*TASK ITEM*
From the entries below, report how many lines contain the string "departamento". Only the number is wanted.

Document transcript data:
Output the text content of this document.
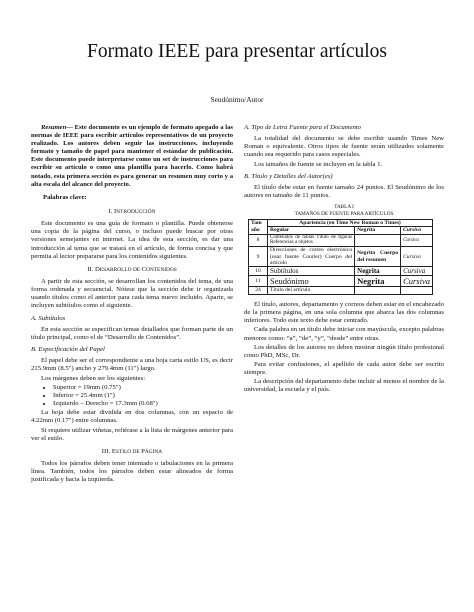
Formato IEEE para presentar artículos
Seudónimo/Autor

Resumen— Este documento es un ejemplo de formato apegado a las normas de IEEE para escribir artículos representativos de un proyecto realizado. Los autores deben seguir las instrucciones, incluyendo formato y tamaño de papel para mantener el estándar de publicación. Este documento puede interpretarse como un set de instrucciones para escribir su artículo o como una plantilla para hacerlo. Como habrá notado, esta primera sección es para generar un resumen muy corto y a alta escala del alcance del proyecto.

Palabras clave:

I. INTRODUCCIÓN

Este documento es una guía de formato o plantilla. Puede obtenerse una copia de la página del curso, o incluso puede buscar por otras versiones semejantes en internet. La idea de esta sección, es dar una introducción al tema que se tratará en el artículo, de forma concisa y que permita al lector prepararse para los contenidos siguientes.

II. DESARROLLO DE CONTENIDOS

A partir de esta sección, se desarrollan los contenidos del tema, de una forma ordenada y secuencial. Nótese que la sección debe ir organizada usando títulos como el anterior para cada tema nuevo incluido. Aparte, se incluyen subtítulos como el siguiente.

A. Subtítulos

En esta sección se especifican temas detallados que forman parte de un título principal, como el de “Desarrollo de Contenidos”.

B. Especificación del Papel

El papel debe ser el correspondiente a una hoja carta estilo US, es decir 215.9mm (8.5") ancho y 279.4mm (11") largo.

Los márgenes deben ser los siguientes:

• Superior = 19mm (0.75")
• Inferior = 25.4mm (1")
• Izquierdo – Derecho = 17.3mm (0.68")

La hoja debe estar dividida en dos columnas, con un espacio de 4.22mm (0.17") entre columnas.

Si requiere utilizar viñetas, refiérase a la lista de márgenes anterior para ver el estilo.

III. ESTILO DE PÁGINA

Todos los párrafos deben tener intentado o tabulaciones en la primera línea. También, todos los párrafos deben estar alineados de forma justificada y hacia la izquierda.

A. Tipo de Letra Fuente para el Documento

La totalidad del documento se debe escribir usando Times New Roman o equivalente. Otros tipos de fuente serán utilizados solamente cuando sea requerido para casos especiales.

Los tamaños de fuente se incluyen en la tabla 1.

B. Título y Detalles del Autor(es)

El título debe estar en fuente tamaño 24 puntos. El Seudónimo de los autores en tamaño de 11 puntos.

TABLA I
TAMAÑOS DE FUENTE PARA ARTÍCULOS

Tam año	Apariencia (en Time New Roman o Times)		
	Regular	Negrita	Cursiva
8	Contenidos de tablas Título de figuras Referencias a objetos		Cursiva
9	Direcciones de correo electrónico (usar fuente Courier) Cuerpo del artículo	Negrita Cuerpo del resumen	Cursiva
10	Subtítulos	Negrita	Cursiva
11	Seudónimo	Negrita	Cursiva
24	Título del artículo		

El título, autores, departamento y correos deben estar en el encabezado de la primera página, en una sola columna que abarca las dos columnas inferiores. Todo este texto debe estar centrado.

Cada palabra en un título debe iniciar con mayúscula, excepto palabras menores como: “a”, “de”, “y”, “desde” entre otras.

Los detalles de los autores no deben mostrar ningún título profesional como PhD, MSc, Dr.

Para evitar confusiones, el apellido de cada autor debe ser escrito siempre.

La descripción del departamento debe incluir al menos el nombre de la universidad, la escuela y el país.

*ANSWER TO THIS PROBLEM*
2